WORK TO DO: Extract each record and reproduce it exactly.

EXTRACTED ENTRIES:
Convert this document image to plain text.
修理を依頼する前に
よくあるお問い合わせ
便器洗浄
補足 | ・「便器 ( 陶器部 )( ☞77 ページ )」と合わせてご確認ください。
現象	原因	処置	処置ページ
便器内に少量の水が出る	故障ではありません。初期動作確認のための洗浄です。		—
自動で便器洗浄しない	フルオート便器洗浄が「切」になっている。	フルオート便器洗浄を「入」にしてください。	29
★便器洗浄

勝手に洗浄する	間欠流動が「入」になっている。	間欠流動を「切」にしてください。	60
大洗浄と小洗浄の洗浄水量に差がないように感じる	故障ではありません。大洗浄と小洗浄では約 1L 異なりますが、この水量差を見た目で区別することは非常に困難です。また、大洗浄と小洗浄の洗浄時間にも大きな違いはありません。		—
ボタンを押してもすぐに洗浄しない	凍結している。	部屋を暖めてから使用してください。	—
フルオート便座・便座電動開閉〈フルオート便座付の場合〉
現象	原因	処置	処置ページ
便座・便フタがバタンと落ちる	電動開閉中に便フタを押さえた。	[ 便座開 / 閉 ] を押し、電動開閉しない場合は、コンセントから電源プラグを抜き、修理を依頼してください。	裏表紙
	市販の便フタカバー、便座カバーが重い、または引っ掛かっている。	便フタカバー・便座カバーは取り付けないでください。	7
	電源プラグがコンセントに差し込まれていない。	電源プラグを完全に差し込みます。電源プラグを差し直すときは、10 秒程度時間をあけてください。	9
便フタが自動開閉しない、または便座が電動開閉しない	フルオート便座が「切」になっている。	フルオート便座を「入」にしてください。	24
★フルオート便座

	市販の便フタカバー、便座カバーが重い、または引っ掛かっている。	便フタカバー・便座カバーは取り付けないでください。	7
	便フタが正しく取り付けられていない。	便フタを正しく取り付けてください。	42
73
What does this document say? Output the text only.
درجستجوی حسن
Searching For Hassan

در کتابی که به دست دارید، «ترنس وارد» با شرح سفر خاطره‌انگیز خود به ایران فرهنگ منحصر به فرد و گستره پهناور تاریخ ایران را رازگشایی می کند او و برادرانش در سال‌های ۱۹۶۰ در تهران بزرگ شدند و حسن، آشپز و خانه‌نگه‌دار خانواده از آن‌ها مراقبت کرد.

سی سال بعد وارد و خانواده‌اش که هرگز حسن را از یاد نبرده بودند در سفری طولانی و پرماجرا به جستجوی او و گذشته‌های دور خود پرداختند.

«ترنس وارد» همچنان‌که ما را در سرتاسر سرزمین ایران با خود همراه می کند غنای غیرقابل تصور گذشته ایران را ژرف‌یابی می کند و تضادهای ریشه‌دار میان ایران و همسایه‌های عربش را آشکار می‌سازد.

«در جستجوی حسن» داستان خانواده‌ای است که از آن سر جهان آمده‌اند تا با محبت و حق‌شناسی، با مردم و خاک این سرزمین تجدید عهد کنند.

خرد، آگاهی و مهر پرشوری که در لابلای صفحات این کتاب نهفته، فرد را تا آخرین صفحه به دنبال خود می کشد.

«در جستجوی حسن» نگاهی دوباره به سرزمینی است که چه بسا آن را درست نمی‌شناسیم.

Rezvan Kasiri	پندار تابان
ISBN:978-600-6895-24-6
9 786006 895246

ANSWER TO THIS TASK:
Convert this document image to plain text.
修理を依頼する前に
よくあるお問い合わせ
便器洗浄
補足 | ・「便器 ( 陶器部 )( ☞77 ページ )」と合わせてご確認ください。
現象	原因	処置	処置ページ
便器内に少量の水が出る	故障ではありません。初期動作確認のための洗浄です。		—
自動で便器洗浄しない	フルオート便器洗浄が「切」になっている。	フルオート便器洗浄を「入」にしてください。	29
★便器洗浄

勝手に洗浄する	間欠流動が「入」になっている。	間欠流動を「切」にしてください。	60
大洗浄と小洗浄の洗浄水量に差がないように感じる	故障ではありません。大洗浄と小洗浄では約 1L 異なりますが、この水量差を見た目で区別することは非常に困難です。また、大洗浄と小洗浄の洗浄時間にも大きな違いはありません。		—
ボタンを押してもすぐに洗浄しない	凍結している。	部屋を暖めてから使用してください。	—
フルオート便座・便座電動開閉〈フルオート便座付の場合〉
現象	原因	処置	処置ページ
便座・便フタがバタンと落ちる	電動開閉中に便フタを押さえた。	[ 便座開 / 閉 ] を押し、電動開閉しない場合は、コンセントから電源プラグを抜き、修理を依頼してください。	裏表紙
	市販の便フタカバー、便座カバーが重い、または引っ掛かっている。	便フタカバー・便座カバーは取り付けないでください。	7
	電源プラグがコンセントに差し込まれていない。	電源プラグを完全に差し込みます。電源プラグを差し直すときは、10 秒程度時間をあけてください。	9
便フタが自動開閉しない、または便座が電動開閉しない	フルオート便座が「切」になっている。	フルオート便座を「入」にしてください。	24
★フルオート便座

	市販の便フタカバー、便座カバーが重い、または引っ掛かっている。	便フタカバー・便座カバーは取り付けないでください。	7
	便フタが正しく取り付けられていない。	便フタを正しく取り付けてください。	42
73
What does this document say? Output the text only.
درجستجوی حسن
Searching For Hassan

در کتابی که به دست دارید، «ترنس وارد» با شرح سفر خاطره‌انگیز خود به ایران فرهنگ منحصر به فرد و گستره پهناور تاریخ ایران را رازگشایی می کند او و برادرانش در سال‌های ۱۹۶۰ در تهران بزرگ شدند و حسن، آشپز و خانه‌نگه‌دار خانواده از آن‌ها مراقبت کرد.

سی سال بعد وارد و خانواده‌اش که هرگز حسن را از یاد نبرده بودند در سفری طولانی و پرماجرا به جستجوی او و گذشته‌های دور خود پرداختند.

«ترنس وارد» همچنان‌که ما را در سرتاسر سرزمین ایران با خود همراه می کند غنای غیرقابل تصور گذشته ایران را ژرف‌یابی می کند و تضادهای ریشه‌دار میان ایران و همسایه‌های عربش را آشکار می‌سازد.

«در جستجوی حسن» داستان خانواده‌ای است که از آن سر جهان آمده‌اند تا با محبت و حق‌شناسی، با مردم و خاک این سرزمین تجدید عهد کنند.

خرد، آگاهی و مهر پرشوری که در لابلای صفحات این کتاب نهفته، فرد را تا آخرین صفحه به دنبال خود می کشد.

«در جستجوی حسن» نگاهی دوباره به سرزمینی است که چه بسا آن را درست نمی‌شناسیم.

Rezvan Kasiri	پندار تابان
ISBN:978-600-6895-24-6
9 786006 895246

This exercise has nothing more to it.